• [Short task]:
Determine which lines of the records include the word "document", and copy them.

• [Given data]:
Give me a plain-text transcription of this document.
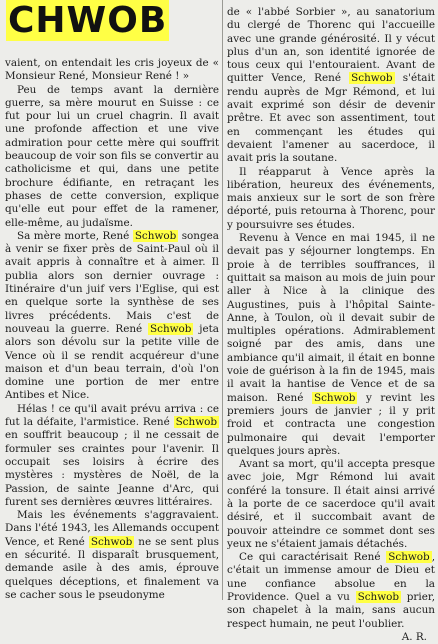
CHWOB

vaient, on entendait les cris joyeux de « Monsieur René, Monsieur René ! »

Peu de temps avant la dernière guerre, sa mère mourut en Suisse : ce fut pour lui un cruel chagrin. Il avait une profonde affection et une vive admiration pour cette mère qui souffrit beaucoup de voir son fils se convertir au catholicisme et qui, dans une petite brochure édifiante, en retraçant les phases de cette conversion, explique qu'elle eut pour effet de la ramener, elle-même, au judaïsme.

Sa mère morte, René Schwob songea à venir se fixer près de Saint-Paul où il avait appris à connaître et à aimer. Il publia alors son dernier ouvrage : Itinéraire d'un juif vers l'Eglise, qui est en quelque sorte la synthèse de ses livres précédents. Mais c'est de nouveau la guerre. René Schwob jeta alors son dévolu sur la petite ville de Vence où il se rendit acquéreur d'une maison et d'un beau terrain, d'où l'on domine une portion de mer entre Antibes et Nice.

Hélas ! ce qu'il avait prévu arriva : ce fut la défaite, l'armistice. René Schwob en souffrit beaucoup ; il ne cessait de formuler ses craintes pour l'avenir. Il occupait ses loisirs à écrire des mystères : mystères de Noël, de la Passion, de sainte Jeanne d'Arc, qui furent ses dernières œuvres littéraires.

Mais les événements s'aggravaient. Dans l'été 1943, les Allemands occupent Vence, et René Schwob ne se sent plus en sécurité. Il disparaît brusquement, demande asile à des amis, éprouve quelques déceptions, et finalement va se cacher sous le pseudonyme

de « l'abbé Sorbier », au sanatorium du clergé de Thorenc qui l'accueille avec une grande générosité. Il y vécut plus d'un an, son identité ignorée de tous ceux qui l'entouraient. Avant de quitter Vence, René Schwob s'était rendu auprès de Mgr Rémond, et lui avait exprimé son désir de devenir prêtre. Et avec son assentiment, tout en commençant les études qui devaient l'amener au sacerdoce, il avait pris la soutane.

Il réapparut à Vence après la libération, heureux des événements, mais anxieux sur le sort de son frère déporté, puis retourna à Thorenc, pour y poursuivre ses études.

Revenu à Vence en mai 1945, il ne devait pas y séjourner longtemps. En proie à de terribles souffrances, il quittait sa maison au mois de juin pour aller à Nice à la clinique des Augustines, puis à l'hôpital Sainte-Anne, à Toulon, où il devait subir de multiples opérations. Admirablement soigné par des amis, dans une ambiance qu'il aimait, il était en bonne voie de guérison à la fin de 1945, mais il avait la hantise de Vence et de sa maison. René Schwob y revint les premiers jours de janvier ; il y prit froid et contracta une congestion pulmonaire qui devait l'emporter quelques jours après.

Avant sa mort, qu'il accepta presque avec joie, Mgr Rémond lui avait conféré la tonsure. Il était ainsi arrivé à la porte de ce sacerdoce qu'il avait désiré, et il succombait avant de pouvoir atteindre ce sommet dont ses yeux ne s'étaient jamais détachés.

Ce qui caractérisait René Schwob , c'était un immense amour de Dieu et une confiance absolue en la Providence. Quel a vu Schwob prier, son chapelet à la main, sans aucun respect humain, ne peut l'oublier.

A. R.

==

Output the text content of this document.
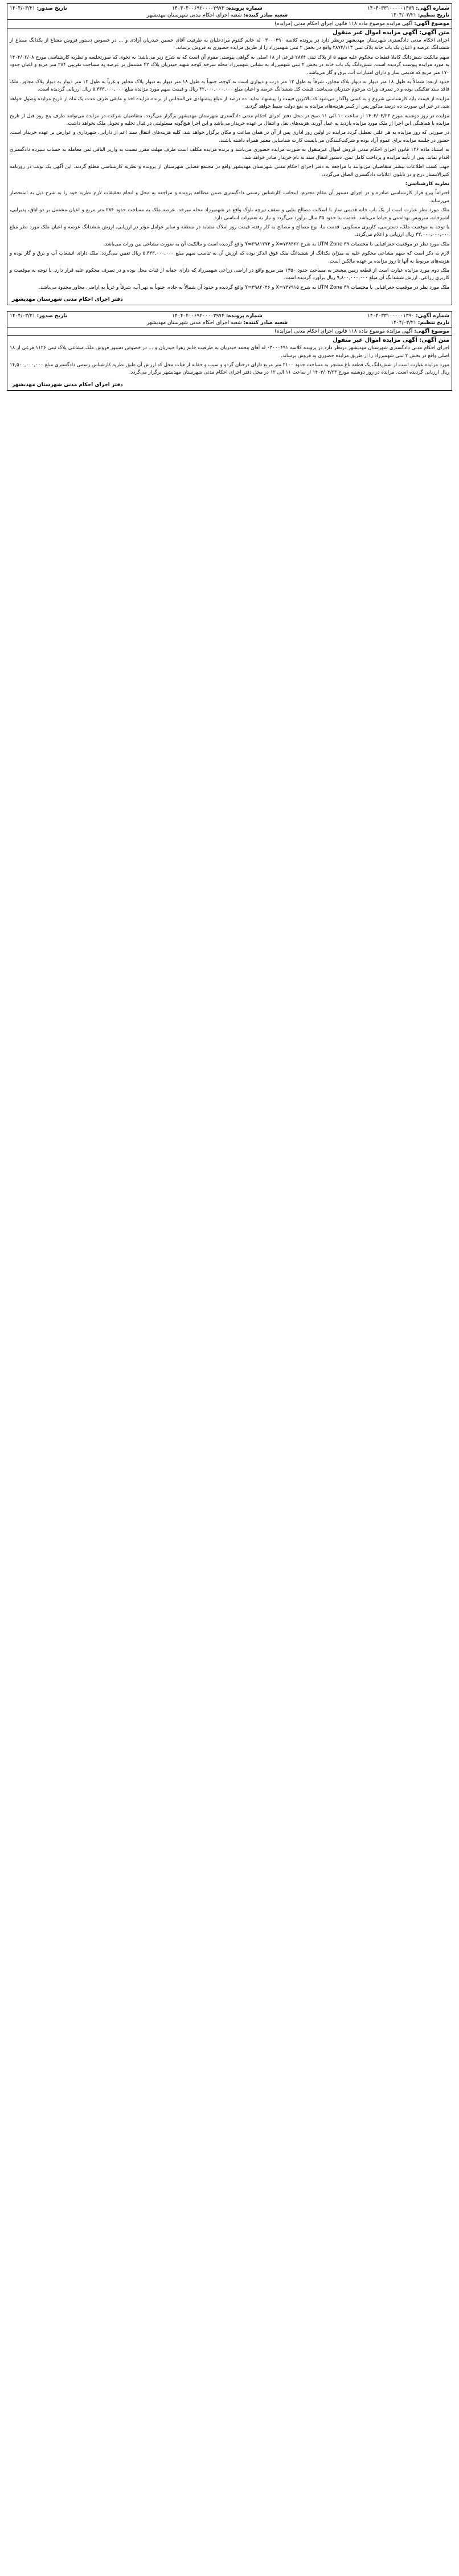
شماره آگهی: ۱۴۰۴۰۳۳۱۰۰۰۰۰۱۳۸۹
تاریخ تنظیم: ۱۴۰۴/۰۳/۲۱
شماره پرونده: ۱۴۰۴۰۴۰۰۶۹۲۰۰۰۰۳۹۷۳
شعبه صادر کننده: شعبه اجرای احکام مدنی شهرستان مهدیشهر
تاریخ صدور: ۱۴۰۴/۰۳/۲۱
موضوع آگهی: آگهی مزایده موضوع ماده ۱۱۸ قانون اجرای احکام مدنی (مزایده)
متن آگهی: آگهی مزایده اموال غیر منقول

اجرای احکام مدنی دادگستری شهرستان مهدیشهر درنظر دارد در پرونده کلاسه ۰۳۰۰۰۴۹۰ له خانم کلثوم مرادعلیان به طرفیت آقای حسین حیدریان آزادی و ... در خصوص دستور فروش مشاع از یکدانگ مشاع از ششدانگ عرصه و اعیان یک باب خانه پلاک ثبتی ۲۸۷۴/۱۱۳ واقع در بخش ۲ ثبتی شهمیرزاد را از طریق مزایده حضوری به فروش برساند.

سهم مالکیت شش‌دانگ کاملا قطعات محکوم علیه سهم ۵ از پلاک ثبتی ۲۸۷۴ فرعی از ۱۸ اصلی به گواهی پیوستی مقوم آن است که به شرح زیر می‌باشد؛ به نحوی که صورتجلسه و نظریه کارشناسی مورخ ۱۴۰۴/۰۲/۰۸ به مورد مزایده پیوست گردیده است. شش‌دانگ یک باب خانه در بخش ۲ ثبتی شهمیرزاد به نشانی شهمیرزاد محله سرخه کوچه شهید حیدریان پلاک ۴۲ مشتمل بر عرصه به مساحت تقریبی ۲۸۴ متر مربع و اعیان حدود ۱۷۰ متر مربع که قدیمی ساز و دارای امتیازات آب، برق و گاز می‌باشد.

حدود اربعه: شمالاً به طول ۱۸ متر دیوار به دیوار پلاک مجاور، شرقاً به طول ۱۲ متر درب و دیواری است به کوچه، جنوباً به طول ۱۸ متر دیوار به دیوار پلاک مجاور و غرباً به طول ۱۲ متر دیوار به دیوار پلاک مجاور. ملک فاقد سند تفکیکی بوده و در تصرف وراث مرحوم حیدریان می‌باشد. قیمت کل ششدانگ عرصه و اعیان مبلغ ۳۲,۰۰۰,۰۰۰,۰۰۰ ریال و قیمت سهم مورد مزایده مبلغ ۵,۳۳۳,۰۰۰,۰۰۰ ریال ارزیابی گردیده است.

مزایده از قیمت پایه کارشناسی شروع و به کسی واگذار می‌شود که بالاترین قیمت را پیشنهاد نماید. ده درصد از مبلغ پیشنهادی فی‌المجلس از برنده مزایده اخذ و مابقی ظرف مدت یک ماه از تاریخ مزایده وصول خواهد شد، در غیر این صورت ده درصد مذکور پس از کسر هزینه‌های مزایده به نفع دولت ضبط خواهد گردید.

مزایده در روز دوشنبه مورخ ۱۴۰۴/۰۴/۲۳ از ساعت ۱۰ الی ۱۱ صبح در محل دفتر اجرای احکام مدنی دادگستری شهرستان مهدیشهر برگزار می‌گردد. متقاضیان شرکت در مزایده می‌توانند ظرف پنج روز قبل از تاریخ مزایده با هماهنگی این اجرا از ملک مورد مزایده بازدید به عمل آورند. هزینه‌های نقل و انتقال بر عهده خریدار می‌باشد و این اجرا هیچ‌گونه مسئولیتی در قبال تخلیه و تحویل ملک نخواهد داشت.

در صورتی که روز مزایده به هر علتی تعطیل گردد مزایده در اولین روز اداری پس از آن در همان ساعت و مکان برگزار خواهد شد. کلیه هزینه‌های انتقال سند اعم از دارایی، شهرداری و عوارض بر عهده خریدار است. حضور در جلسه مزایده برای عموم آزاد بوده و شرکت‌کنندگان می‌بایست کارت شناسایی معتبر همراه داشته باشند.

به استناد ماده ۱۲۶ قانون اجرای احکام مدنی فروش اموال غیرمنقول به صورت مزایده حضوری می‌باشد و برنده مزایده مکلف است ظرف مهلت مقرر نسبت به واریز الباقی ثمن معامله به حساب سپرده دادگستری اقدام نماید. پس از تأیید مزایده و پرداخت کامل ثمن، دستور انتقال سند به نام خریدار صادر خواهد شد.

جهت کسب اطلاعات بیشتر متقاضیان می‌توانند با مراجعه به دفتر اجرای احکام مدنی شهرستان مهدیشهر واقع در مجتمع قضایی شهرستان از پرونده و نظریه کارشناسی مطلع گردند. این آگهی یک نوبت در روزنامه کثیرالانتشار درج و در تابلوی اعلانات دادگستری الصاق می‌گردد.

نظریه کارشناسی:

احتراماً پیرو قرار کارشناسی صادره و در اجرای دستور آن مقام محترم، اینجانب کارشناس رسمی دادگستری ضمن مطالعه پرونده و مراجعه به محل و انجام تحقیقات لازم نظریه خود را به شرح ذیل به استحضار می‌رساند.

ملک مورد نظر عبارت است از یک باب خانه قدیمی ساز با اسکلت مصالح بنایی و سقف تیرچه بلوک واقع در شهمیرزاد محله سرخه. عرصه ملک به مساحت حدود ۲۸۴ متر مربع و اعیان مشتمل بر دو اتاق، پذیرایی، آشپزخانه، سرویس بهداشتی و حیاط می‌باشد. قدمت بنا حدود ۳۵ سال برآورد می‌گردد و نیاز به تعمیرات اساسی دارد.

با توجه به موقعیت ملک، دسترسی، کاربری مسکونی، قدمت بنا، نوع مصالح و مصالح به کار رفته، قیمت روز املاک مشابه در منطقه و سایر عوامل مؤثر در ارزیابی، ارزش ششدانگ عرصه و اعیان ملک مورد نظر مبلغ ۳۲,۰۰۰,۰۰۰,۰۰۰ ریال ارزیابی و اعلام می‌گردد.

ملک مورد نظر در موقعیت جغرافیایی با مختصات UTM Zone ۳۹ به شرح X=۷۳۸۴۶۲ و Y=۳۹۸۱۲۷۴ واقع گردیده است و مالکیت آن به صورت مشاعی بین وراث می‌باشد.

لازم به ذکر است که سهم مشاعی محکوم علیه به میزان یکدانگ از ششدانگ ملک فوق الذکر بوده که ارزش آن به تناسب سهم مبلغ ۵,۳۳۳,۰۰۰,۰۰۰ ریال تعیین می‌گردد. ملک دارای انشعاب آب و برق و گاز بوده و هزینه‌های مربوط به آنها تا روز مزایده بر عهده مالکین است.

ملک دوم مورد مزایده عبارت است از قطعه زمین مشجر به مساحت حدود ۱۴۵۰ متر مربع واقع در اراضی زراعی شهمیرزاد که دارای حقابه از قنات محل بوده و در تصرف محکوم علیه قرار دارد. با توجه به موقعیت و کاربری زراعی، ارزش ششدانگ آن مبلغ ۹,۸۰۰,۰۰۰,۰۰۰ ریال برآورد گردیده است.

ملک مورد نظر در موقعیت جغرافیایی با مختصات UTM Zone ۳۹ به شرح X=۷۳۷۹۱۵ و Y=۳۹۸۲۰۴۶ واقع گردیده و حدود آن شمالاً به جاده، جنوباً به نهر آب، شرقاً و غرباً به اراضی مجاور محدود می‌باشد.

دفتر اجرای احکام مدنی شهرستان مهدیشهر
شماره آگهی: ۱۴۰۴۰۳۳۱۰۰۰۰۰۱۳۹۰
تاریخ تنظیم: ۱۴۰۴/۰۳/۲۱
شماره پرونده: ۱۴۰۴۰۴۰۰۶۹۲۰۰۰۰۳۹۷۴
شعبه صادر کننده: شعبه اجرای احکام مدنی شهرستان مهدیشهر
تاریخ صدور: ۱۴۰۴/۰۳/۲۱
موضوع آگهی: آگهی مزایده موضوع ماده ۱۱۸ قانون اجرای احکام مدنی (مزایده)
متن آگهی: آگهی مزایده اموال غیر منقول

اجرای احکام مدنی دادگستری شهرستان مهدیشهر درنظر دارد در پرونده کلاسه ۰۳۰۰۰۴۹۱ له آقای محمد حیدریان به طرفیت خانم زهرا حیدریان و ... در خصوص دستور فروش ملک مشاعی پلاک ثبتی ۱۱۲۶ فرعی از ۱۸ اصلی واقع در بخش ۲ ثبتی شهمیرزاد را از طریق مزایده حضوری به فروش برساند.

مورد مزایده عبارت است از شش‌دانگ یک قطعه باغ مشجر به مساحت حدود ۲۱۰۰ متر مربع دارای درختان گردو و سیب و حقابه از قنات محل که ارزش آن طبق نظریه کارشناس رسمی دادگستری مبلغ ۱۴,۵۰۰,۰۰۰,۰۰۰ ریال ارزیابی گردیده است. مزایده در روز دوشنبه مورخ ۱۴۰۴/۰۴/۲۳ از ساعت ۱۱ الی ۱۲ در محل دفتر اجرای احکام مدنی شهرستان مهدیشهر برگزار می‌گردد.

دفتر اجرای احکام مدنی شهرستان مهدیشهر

• [Exercise result]:
Give me a plain-text transcription of this document.
Output the text content of this document.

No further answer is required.